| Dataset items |
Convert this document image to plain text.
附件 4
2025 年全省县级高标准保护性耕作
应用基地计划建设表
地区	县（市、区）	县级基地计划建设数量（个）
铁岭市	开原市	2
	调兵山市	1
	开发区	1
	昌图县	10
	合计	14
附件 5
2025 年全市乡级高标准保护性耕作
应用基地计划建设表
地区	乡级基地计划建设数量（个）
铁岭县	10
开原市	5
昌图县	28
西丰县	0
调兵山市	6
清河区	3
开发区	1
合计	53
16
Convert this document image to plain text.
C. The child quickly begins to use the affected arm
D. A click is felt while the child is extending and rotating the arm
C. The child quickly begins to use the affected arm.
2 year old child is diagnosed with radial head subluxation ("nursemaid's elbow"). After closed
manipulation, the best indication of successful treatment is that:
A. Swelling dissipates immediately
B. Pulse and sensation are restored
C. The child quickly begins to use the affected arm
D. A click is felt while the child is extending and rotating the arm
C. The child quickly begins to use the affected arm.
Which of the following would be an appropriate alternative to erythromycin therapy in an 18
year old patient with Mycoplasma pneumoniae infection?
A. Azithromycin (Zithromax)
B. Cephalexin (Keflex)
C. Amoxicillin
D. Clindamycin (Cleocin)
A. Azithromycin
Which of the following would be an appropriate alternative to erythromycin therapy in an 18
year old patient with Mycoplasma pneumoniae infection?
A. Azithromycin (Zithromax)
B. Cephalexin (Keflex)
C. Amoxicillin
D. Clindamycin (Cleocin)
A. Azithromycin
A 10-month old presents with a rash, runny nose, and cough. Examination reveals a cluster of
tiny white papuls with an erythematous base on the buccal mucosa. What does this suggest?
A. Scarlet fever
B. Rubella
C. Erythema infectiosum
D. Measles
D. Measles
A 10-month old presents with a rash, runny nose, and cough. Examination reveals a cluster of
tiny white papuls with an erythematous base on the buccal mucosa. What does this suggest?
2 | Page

| TASK DETAILS |
Produce an exact copy of the whole listing.

| SOLUTION FOR THIS PROBLEM |
Convert this document image to plain text.
附件 4
2025 年全省县级高标准保护性耕作
应用基地计划建设表
地区	县（市、区）	县级基地计划建设数量（个）
铁岭市	开原市	2
	调兵山市	1
	开发区	1
	昌图县	10
	合计	14
附件 5
2025 年全市乡级高标准保护性耕作
应用基地计划建设表
地区	乡级基地计划建设数量（个）
铁岭县	10
开原市	5
昌图县	28
西丰县	0
调兵山市	6
清河区	3
开发区	1
合计	53
16
Convert this document image to plain text.
C. The child quickly begins to use the affected arm
D. A click is felt while the child is extending and rotating the arm
C. The child quickly begins to use the affected arm.
2 year old child is diagnosed with radial head subluxation ("nursemaid's elbow"). After closed
manipulation, the best indication of successful treatment is that:
A. Swelling dissipates immediately
B. Pulse and sensation are restored
C. The child quickly begins to use the affected arm
D. A click is felt while the child is extending and rotating the arm
C. The child quickly begins to use the affected arm.
Which of the following would be an appropriate alternative to erythromycin therapy in an 18
year old patient with Mycoplasma pneumoniae infection?
A. Azithromycin (Zithromax)
B. Cephalexin (Keflex)
C. Amoxicillin
D. Clindamycin (Cleocin)
A. Azithromycin
Which of the following would be an appropriate alternative to erythromycin therapy in an 18
year old patient with Mycoplasma pneumoniae infection?
A. Azithromycin (Zithromax)
B. Cephalexin (Keflex)
C. Amoxicillin
D. Clindamycin (Cleocin)
A. Azithromycin
A 10-month old presents with a rash, runny nose, and cough. Examination reveals a cluster of
tiny white papuls with an erythematous base on the buccal mucosa. What does this suggest?
A. Scarlet fever
B. Rubella
C. Erythema infectiosum
D. Measles
D. Measles
A 10-month old presents with a rash, runny nose, and cough. Examination reveals a cluster of
tiny white papuls with an erythematous base on the buccal mucosa. What does this suggest?
2 | Page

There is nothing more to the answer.